[Text passage]
It’s not only U.S. hospitals that are concerned with improving the safety and quality of health care. I recently returned from Malaysia, where there is great interest in creating a safer experience for patients. During my visit, I conducted workshops for 4 hospitals and the Malaysian Ministry of Health.

One of our first activities was to get to know one another, and for me to understand the competitive and regulatory landscape in Malaysia. So I began to ask them questions about reimbursement rates, Never Events, public transparency of safety and quality data, Sentinel Events, and malpractice lawsuits, etc…

What I disscovered about their country is that few of the patient safety “motivators” that exist in the States are present in that country. There is no govermental or regulatory pressure on local hospitals to improve patient safety. They are not concerned about pay for performance, or lower reimbursements for poor safety or quality. They do have malpractice cases, but the “sue anybody for anything” mindset is notably missing. They do not post their safety and quality data for the public to see. In short, there is no economic pressure on the Malaysians to improve patient safety.

Said another way, the lack of an improvement in safety will not put their business at risk.

Yet, there is clearly a national concern over doing a better job for those they serve, and for no other reason than it is the right thing to do.

Financial return on investment for safety activities is a secondary consideration, if it matters at all.

Honestly, I found it very refreshing to have the opportunity to work with medical professionals who want to do the right thing just because it is the right thing, and not because their actions were monetized, provided an ROI, or because they felt threatened by regulatory or economic consequences.
[/Text passage]
[Data under study]
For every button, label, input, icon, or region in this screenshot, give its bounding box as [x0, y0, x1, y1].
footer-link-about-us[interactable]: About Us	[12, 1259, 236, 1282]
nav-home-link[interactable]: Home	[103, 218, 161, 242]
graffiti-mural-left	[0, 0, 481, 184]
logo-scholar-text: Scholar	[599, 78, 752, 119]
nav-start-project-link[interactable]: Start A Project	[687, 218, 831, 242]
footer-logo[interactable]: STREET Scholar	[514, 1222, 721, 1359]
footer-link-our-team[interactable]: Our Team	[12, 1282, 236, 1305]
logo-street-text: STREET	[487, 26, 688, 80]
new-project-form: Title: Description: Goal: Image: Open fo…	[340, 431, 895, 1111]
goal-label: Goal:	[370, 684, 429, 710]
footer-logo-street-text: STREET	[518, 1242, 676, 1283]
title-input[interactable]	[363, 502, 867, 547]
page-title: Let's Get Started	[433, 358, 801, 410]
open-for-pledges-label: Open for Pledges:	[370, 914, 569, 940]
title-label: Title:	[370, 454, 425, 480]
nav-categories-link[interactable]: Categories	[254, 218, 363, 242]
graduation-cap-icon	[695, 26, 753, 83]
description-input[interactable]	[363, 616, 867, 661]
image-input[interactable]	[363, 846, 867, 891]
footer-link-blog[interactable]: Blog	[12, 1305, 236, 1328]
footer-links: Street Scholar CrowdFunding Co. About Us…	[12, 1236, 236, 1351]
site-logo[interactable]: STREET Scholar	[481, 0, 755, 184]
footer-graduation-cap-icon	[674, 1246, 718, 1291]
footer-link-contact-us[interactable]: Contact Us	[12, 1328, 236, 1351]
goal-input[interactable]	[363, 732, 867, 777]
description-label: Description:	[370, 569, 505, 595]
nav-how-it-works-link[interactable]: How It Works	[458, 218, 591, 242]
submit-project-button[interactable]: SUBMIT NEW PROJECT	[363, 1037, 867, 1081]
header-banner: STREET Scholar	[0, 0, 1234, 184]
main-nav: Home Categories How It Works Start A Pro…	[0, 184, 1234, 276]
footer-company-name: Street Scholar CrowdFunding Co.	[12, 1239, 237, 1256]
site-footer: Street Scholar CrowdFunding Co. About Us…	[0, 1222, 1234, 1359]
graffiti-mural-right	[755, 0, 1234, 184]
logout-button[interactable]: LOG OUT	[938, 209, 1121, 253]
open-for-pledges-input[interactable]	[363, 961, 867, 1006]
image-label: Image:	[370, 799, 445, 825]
[/Data under study]
--- Task list ---
a. Answer the following questions using the passage on patient safety in Malaysia.
(i) For how many hospitals did the author conduct workshops during the visit?
(ii) Which mindset is described as notably missing with regard to malpractice cases?
(iii) What is called a secondary consideration, "if it matters at all"?
b. Decide whether each statement agrees with the passage on patient safety in Malaysia, and support each decision with the relevant words quoted from it.
(i) Malaysian hospitals make their safety and quality data available to the public.
(ii) Malpractice cases occur in Malaysia.
(iii) The author's workshops included the Malaysian Ministry of Health.
c. Carry on the passage on patient safety in Malaysia, starting after its final sentence.

--- Task-by-task results ---
a.
(i) Four hospitals, along with the Malaysian Ministry of Health.
(ii) The "sue anybody for anything" mindset.
(iii) Financial return on investment for safety activities.

b.
(i) No: "They do not post their safety and quality data for the public to see."
(ii) Yes: "They do have malpractice cases"
(iii) Yes: "I conducted workshops for 4 hospitals and the Malaysian Ministry of Health."

c.
Another refreshing difference from stateside workshops was the number of practicing physicians in the room. In the U.S., it’s rare to see a practicing physician take time away from caring for patients to invest in patient safety improvements. Most of the workshops we do of this type are filled predominantly with nurses and administrators. In Malaysia, over 50% of the participants were physicians who were taking an active role in leading patient safety initiatives in their hospitals.

Having said that, as the workshoip progressed, it became clear that many of the barriers to organizational change that we experience in the States are identical to those in Malyasia. People are people everywhere - all subject to the universal resistant human reactions to change.

The lesson learned here is that no mater what adversity or barrier you are struggling to overcome in your patient safety change initiative, someone, somewhere in the world is experiencing, or has experienced, the same thing. And, that means there is best practice available to overcome your challenge. We just have to find the best practice and learn from others.

My experience in Malaysia proves yet once again that there is very little new under the sun. When we realize that and seek out those who have already walked our journey, we learn and improve much faster.